— Start of Data for this exercise —

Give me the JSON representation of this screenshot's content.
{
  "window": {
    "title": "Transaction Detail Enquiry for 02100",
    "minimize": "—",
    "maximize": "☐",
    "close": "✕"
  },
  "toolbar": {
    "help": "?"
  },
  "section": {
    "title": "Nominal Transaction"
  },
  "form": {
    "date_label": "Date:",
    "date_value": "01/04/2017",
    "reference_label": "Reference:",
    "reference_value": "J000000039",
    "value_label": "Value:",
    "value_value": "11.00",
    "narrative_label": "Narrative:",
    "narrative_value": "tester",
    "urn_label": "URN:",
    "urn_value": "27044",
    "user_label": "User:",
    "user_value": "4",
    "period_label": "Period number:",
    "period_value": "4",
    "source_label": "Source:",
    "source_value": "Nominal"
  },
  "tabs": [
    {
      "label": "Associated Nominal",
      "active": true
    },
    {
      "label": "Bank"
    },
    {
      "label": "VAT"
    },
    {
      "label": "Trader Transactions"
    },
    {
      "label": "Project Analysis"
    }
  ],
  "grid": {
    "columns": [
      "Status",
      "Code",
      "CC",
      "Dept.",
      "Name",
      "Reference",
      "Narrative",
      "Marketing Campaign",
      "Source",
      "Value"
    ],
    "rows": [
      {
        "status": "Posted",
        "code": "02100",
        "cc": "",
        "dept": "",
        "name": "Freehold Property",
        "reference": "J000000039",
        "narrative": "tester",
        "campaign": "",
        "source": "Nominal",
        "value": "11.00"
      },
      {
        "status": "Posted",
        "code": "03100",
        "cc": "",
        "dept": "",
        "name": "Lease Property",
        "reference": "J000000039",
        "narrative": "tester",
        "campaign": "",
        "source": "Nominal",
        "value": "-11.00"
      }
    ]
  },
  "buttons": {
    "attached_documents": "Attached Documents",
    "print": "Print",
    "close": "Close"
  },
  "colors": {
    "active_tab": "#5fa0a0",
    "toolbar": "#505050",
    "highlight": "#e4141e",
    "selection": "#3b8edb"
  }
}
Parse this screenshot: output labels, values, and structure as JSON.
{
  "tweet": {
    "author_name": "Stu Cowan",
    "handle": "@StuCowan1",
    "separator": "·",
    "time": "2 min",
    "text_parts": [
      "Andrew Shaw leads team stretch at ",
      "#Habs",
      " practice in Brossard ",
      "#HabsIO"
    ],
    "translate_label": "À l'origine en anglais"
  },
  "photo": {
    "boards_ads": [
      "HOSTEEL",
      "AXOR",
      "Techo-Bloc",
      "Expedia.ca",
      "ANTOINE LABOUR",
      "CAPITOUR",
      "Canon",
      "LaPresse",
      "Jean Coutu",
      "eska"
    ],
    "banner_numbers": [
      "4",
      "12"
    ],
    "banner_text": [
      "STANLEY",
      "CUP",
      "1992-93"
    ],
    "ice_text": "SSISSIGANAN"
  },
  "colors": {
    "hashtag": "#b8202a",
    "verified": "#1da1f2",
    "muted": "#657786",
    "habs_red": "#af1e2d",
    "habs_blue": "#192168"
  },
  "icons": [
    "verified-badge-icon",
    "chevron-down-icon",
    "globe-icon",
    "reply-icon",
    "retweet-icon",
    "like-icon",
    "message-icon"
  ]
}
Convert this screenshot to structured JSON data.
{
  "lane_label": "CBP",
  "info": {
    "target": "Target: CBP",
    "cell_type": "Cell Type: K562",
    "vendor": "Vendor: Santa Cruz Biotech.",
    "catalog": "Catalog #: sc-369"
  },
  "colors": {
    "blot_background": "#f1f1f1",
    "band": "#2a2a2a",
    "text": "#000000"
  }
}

— End of Data for this exercise —

Quote only the lines from the line containing "Convert this screenshot" through the end of the listing, please, keeping both the first and the last line.

Convert this screenshot to structured JSON data.
{
  "lane_label": "CBP",
  "info": {
    "target": "Target: CBP",
    "cell_type": "Cell Type: K562",
    "vendor": "Vendor: Santa Cruz Biotech.",
    "catalog": "Catalog #: sc-369"
  },
  "colors": {
    "blot_background": "#f1f1f1",
    "band": "#2a2a2a",
    "text": "#000000"
  }
}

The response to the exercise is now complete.